* _Written problem_
An exact reproduction of the records is required, with all images left out.

━━ Supplied information ━━

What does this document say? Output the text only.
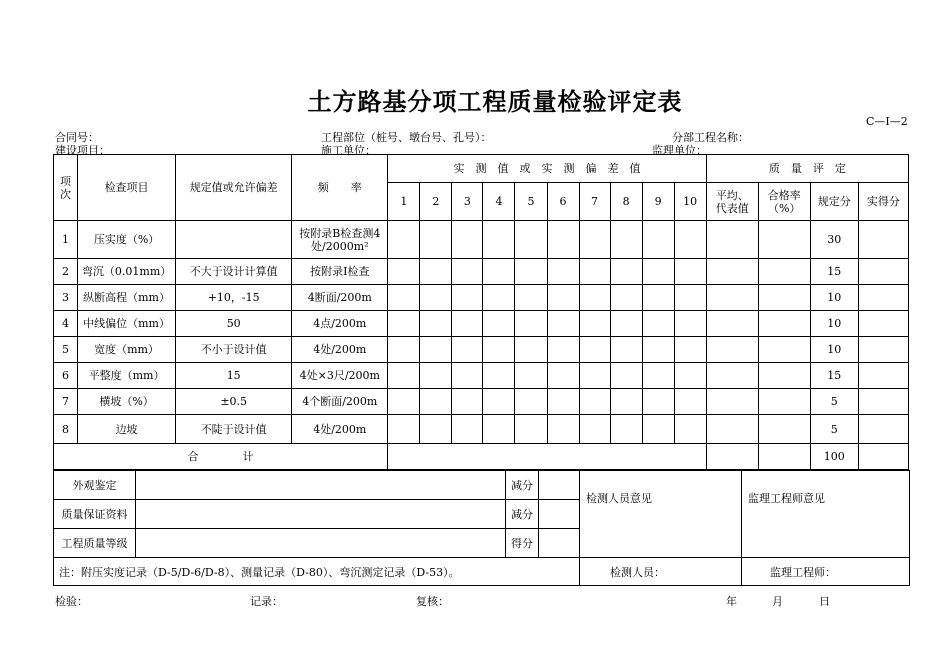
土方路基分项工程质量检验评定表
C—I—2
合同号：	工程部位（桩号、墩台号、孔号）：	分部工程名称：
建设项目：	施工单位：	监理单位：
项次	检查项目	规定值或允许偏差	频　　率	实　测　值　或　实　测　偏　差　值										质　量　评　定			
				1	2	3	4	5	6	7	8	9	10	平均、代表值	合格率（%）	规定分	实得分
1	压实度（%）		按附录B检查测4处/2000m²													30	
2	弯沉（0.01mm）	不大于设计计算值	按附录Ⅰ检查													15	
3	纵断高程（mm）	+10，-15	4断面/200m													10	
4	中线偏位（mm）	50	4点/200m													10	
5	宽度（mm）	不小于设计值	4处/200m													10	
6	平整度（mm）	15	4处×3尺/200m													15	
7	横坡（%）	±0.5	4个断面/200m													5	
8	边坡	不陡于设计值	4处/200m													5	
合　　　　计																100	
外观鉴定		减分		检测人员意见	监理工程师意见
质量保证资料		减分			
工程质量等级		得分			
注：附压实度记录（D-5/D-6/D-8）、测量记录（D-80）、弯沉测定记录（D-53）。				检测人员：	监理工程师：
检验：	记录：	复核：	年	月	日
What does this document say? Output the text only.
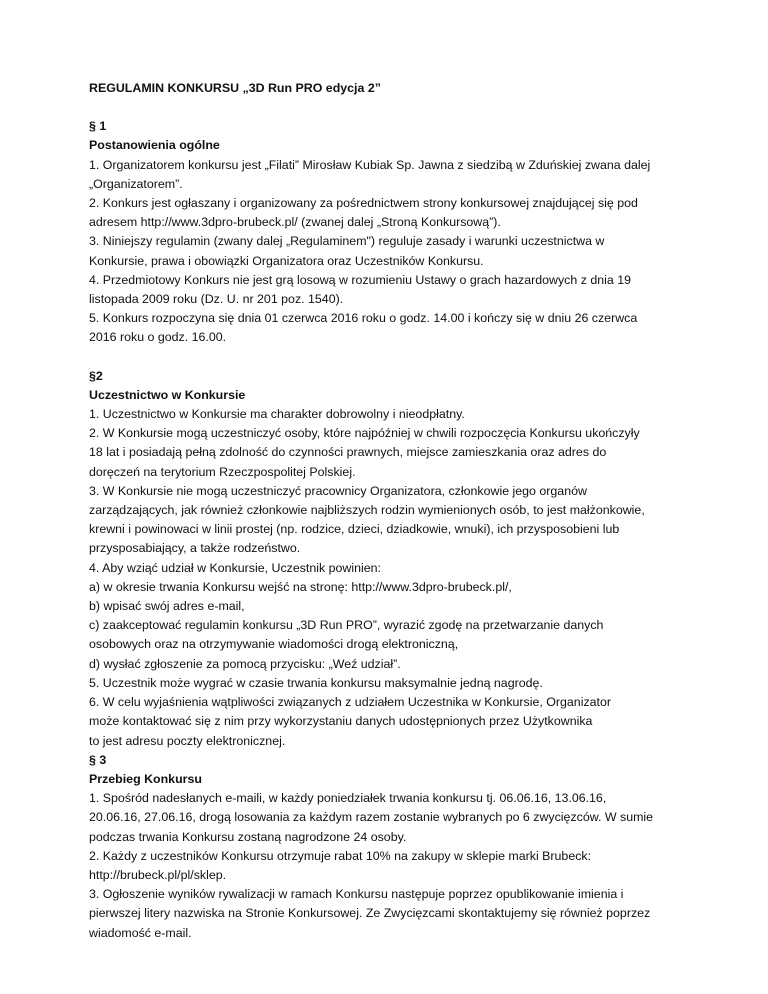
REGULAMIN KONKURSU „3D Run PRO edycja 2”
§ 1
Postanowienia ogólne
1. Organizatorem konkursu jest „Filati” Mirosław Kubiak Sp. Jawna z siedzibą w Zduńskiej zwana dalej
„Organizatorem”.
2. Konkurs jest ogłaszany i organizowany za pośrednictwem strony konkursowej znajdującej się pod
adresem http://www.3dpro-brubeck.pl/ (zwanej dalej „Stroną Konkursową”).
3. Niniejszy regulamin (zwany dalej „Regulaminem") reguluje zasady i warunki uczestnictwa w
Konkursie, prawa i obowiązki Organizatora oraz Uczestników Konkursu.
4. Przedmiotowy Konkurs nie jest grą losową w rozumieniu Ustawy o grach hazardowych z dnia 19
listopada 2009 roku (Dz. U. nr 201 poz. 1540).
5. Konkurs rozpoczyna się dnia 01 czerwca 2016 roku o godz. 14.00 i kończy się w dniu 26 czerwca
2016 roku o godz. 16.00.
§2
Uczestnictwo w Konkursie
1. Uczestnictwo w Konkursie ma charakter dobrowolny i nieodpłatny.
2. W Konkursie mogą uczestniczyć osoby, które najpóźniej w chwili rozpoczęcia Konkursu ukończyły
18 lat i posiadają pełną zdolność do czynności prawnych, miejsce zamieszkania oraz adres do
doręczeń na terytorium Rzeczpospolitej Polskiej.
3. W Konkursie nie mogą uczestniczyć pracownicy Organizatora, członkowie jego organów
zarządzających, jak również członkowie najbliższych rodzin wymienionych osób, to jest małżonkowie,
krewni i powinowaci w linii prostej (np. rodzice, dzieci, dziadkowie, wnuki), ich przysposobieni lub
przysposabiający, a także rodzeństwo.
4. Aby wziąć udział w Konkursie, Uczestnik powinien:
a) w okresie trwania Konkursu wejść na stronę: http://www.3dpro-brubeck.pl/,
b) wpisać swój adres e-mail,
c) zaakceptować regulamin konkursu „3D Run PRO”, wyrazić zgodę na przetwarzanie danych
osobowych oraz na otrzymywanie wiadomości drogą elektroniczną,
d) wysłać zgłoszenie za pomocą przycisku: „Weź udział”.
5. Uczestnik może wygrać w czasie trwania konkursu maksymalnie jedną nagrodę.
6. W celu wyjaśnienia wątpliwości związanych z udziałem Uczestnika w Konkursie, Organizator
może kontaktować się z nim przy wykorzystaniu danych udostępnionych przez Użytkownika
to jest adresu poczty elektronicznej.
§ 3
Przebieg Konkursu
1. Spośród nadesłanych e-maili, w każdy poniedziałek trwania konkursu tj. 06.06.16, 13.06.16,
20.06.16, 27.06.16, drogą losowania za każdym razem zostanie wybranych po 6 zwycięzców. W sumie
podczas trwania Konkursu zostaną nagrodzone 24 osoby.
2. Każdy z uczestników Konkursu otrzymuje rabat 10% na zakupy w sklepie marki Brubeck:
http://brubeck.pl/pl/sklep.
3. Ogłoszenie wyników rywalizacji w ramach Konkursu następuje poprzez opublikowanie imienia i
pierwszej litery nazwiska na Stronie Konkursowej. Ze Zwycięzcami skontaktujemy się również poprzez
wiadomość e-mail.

━━━

* _Reply_
What does this document say? Output the text only.
土方路基分项工程质量检验评定表
C—I—2
合同号：	工程部位（桩号、墩台号、孔号）：	分部工程名称：
建设项目：	施工单位：	监理单位：
项次	检查项目	规定值或允许偏差	频　　率	实　测　值　或　实　测　偏　差　值										质　量　评　定			
				1	2	3	4	5	6	7	8	9	10	平均、代表值	合格率（%）	规定分	实得分
1	压实度（%）		按附录B检查测4处/2000m²													30	
2	弯沉（0.01mm）	不大于设计计算值	按附录Ⅰ检查													15	
3	纵断高程（mm）	+10，-15	4断面/200m													10	
4	中线偏位（mm）	50	4点/200m													10	
5	宽度（mm）	不小于设计值	4处/200m													10	
6	平整度（mm）	15	4处×3尺/200m													15	
7	横坡（%）	±0.5	4个断面/200m													5	
8	边坡	不陡于设计值	4处/200m													5	
合　　　　计																100	
外观鉴定		减分		检测人员意见	监理工程师意见
质量保证资料		减分			
工程质量等级		得分			
注：附压实度记录（D-5/D-6/D-8）、测量记录（D-80）、弯沉测定记录（D-53）。				检测人员：	监理工程师：
检验：	记录：	复核：	年	月	日
What does this document say? Output the text only.
REGULAMIN KONKURSU „3D Run PRO edycja 2”
§ 1
Postanowienia ogólne
1. Organizatorem konkursu jest „Filati” Mirosław Kubiak Sp. Jawna z siedzibą w Zduńskiej zwana dalej
„Organizatorem”.
2. Konkurs jest ogłaszany i organizowany za pośrednictwem strony konkursowej znajdującej się pod
adresem http://www.3dpro-brubeck.pl/ (zwanej dalej „Stroną Konkursową”).
3. Niniejszy regulamin (zwany dalej „Regulaminem") reguluje zasady i warunki uczestnictwa w
Konkursie, prawa i obowiązki Organizatora oraz Uczestników Konkursu.
4. Przedmiotowy Konkurs nie jest grą losową w rozumieniu Ustawy o grach hazardowych z dnia 19
listopada 2009 roku (Dz. U. nr 201 poz. 1540).
5. Konkurs rozpoczyna się dnia 01 czerwca 2016 roku o godz. 14.00 i kończy się w dniu 26 czerwca
2016 roku o godz. 16.00.
§2
Uczestnictwo w Konkursie
1. Uczestnictwo w Konkursie ma charakter dobrowolny i nieodpłatny.
2. W Konkursie mogą uczestniczyć osoby, które najpóźniej w chwili rozpoczęcia Konkursu ukończyły
18 lat i posiadają pełną zdolność do czynności prawnych, miejsce zamieszkania oraz adres do
doręczeń na terytorium Rzeczpospolitej Polskiej.
3. W Konkursie nie mogą uczestniczyć pracownicy Organizatora, członkowie jego organów
zarządzających, jak również członkowie najbliższych rodzin wymienionych osób, to jest małżonkowie,
krewni i powinowaci w linii prostej (np. rodzice, dzieci, dziadkowie, wnuki), ich przysposobieni lub
przysposabiający, a także rodzeństwo.
4. Aby wziąć udział w Konkursie, Uczestnik powinien:
a) w okresie trwania Konkursu wejść na stronę: http://www.3dpro-brubeck.pl/,
b) wpisać swój adres e-mail,
c) zaakceptować regulamin konkursu „3D Run PRO”, wyrazić zgodę na przetwarzanie danych
osobowych oraz na otrzymywanie wiadomości drogą elektroniczną,
d) wysłać zgłoszenie za pomocą przycisku: „Weź udział”.
5. Uczestnik może wygrać w czasie trwania konkursu maksymalnie jedną nagrodę.
6. W celu wyjaśnienia wątpliwości związanych z udziałem Uczestnika w Konkursie, Organizator
może kontaktować się z nim przy wykorzystaniu danych udostępnionych przez Użytkownika
to jest adresu poczty elektronicznej.
§ 3
Przebieg Konkursu
1. Spośród nadesłanych e-maili, w każdy poniedziałek trwania konkursu tj. 06.06.16, 13.06.16,
20.06.16, 27.06.16, drogą losowania za każdym razem zostanie wybranych po 6 zwycięzców. W sumie
podczas trwania Konkursu zostaną nagrodzone 24 osoby.
2. Każdy z uczestników Konkursu otrzymuje rabat 10% na zakupy w sklepie marki Brubeck:
http://brubeck.pl/pl/sklep.
3. Ogłoszenie wyników rywalizacji w ramach Konkursu następuje poprzez opublikowanie imienia i
pierwszej litery nazwiska na Stronie Konkursowej. Ze Zwycięzcami skontaktujemy się również poprzez
wiadomość e-mail.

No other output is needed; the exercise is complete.